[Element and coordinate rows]
·····

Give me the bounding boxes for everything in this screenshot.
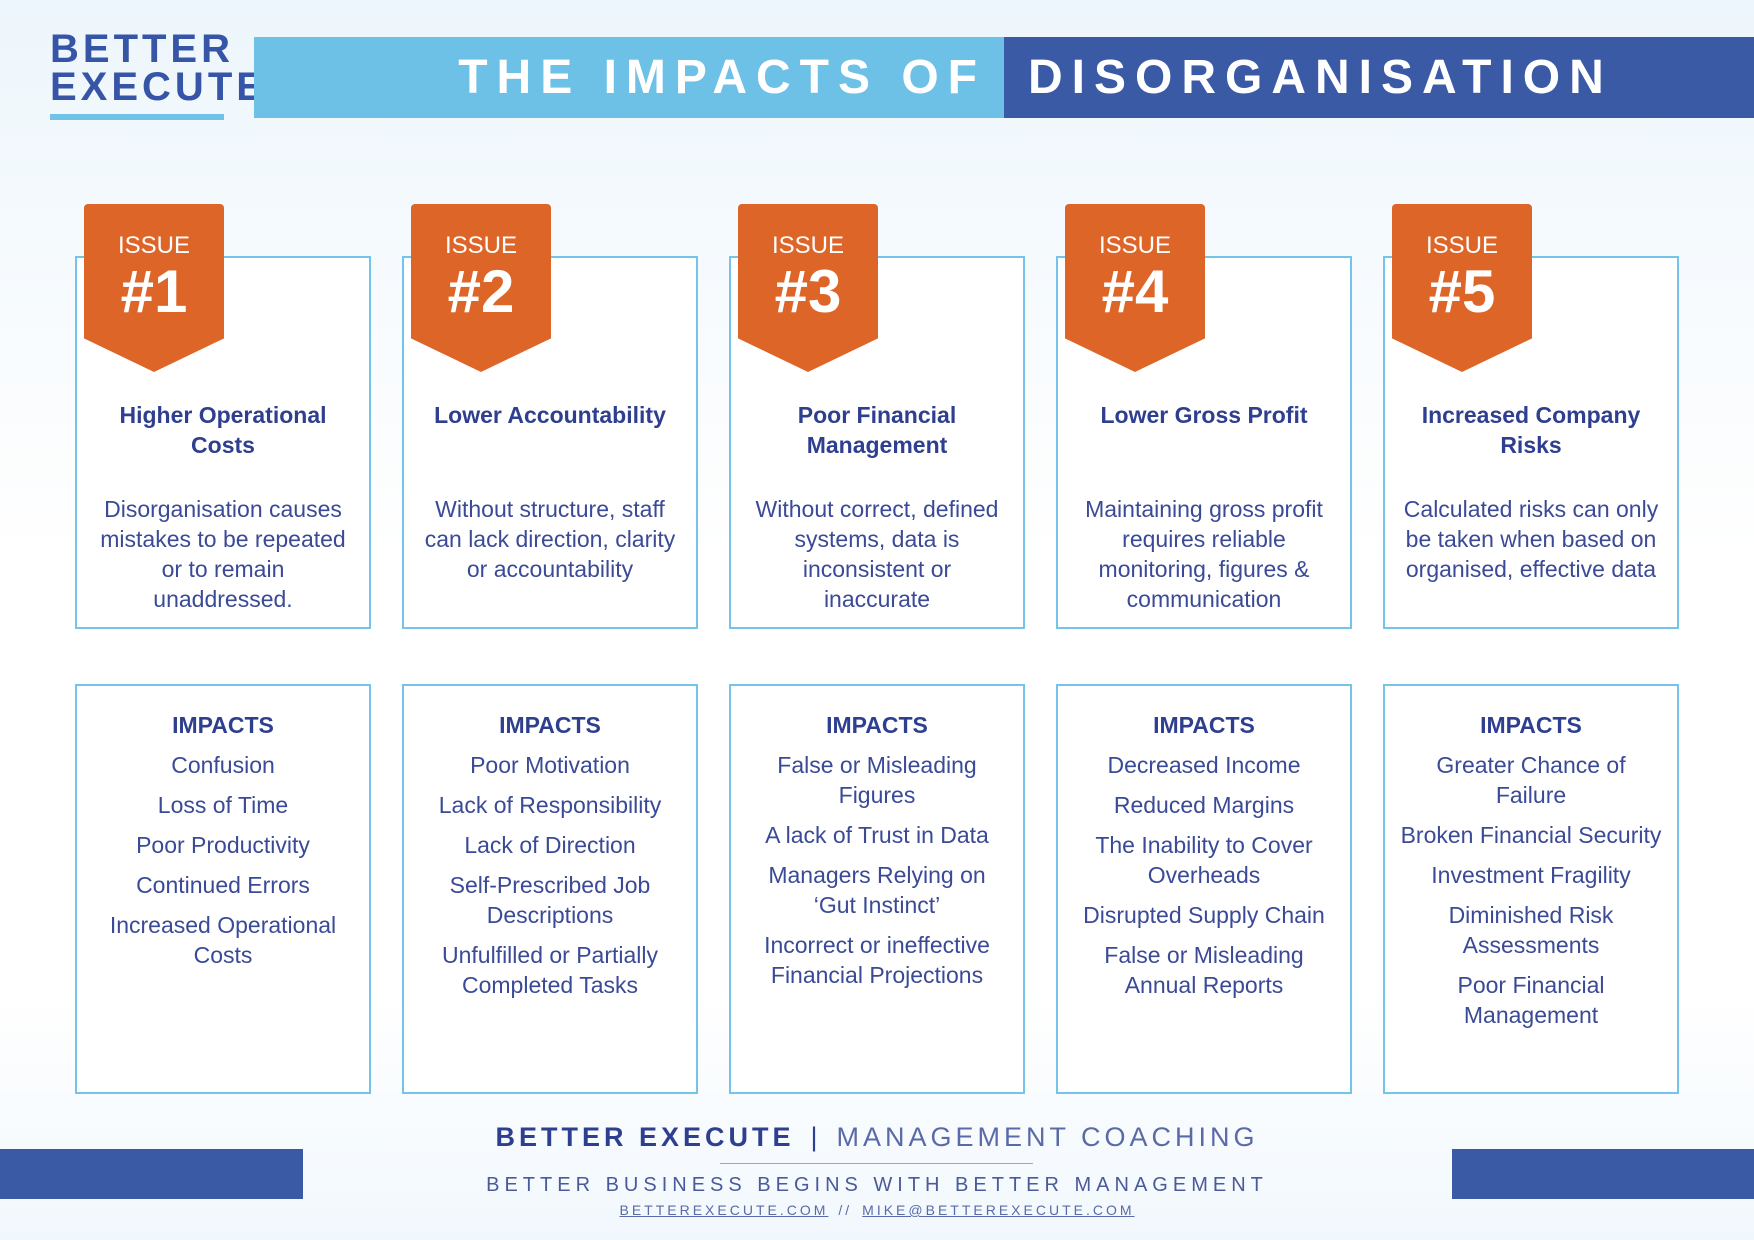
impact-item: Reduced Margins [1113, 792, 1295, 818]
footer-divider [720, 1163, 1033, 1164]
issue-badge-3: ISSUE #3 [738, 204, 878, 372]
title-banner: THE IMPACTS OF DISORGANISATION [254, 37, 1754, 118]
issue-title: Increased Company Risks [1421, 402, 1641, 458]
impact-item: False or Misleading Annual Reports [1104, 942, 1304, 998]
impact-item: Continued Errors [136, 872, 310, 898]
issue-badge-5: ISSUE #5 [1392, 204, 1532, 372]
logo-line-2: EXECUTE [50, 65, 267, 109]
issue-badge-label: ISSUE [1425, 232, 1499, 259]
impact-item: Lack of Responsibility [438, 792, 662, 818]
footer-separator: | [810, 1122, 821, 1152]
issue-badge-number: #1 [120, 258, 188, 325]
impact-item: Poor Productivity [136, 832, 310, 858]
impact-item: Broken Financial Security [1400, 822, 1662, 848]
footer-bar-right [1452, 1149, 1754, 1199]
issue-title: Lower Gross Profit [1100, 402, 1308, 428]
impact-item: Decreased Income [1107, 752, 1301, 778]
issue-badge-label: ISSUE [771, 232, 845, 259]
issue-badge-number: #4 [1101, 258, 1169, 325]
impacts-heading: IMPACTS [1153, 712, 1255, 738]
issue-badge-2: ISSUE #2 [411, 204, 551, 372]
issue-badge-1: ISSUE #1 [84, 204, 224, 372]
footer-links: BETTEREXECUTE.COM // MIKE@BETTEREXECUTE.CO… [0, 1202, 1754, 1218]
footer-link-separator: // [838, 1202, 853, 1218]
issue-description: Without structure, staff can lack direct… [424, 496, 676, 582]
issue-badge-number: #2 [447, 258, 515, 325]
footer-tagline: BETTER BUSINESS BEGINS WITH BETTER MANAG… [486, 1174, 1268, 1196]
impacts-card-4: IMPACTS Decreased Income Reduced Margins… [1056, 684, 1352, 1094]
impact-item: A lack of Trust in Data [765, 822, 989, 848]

·····

* Exercise instructions: Convert every line of the rows above into a JSON array of strings, one string per line, with blank lines dropped. Omit the picture placeholders from the output.

* Expected output:
[
  "Give me the bounding boxes for everything in this screenshot.",
  "impact-item: Reduced Margins [1113, 792, 1295, 818]",
  "footer-divider [720, 1163, 1033, 1164]",
  "issue-badge-3: ISSUE #3 [738, 204, 878, 372]",
  "title-banner: THE IMPACTS OF DISORGANISATION [254, 37, 1754, 118]",
  "issue-title: Increased Company Risks [1421, 402, 1641, 458]",
  "impact-item: False or Misleading Annual Reports [1104, 942, 1304, 998]",
  "impact-item: Continued Errors [136, 872, 310, 898]",
  "issue-badge-5: ISSUE #5 [1392, 204, 1532, 372]",
  "logo-line-2: EXECUTE [50, 65, 267, 109]",
  "issue-badge-label: ISSUE [1425, 232, 1499, 259]",
  "impact-item: Lack of Responsibility [438, 792, 662, 818]",
  "footer-separator: | [810, 1122, 821, 1152]",
  "issue-badge-number: #1 [120, 258, 188, 325]",
  "impact-item: Poor Productivity [136, 832, 310, 858]",
  "impact-item: Broken Financial Security [1400, 822, 1662, 848]",
  "footer-bar-right [1452, 1149, 1754, 1199]",
  "issue-title: Lower Gross Profit [1100, 402, 1308, 428]",
  "impact-item: Decreased Income [1107, 752, 1301, 778]",
  "issue-badge-label: ISSUE [771, 232, 845, 259]",
  "issue-badge-number: #4 [1101, 258, 1169, 325]",
  "impacts-heading: IMPACTS [1153, 712, 1255, 738]",
  "issue-badge-2: ISSUE #2 [411, 204, 551, 372]",
  "issue-badge-1: ISSUE #1 [84, 204, 224, 372]",
  "footer-links: BETTEREXECUTE.COM // MIKE@BETTEREXECUTE.CO… [0, 1202, 1754, 1218]",
  "footer-link-separator: // [838, 1202, 853, 1218]",
  "issue-description: Without structure, staff can lack direct… [424, 496, 676, 582]",
  "issue-badge-number: #2 [447, 258, 515, 325]",
  "footer-tagline: BETTER BUSINESS BEGINS WITH BETTER MANAG… [486, 1174, 1268, 1196]",
  "impacts-card-4: IMPACTS Decreased Income Reduced Margins… [1056, 684, 1352, 1094]",
  "impact-item: A lack of Trust in Data [765, 822, 989, 848]"
]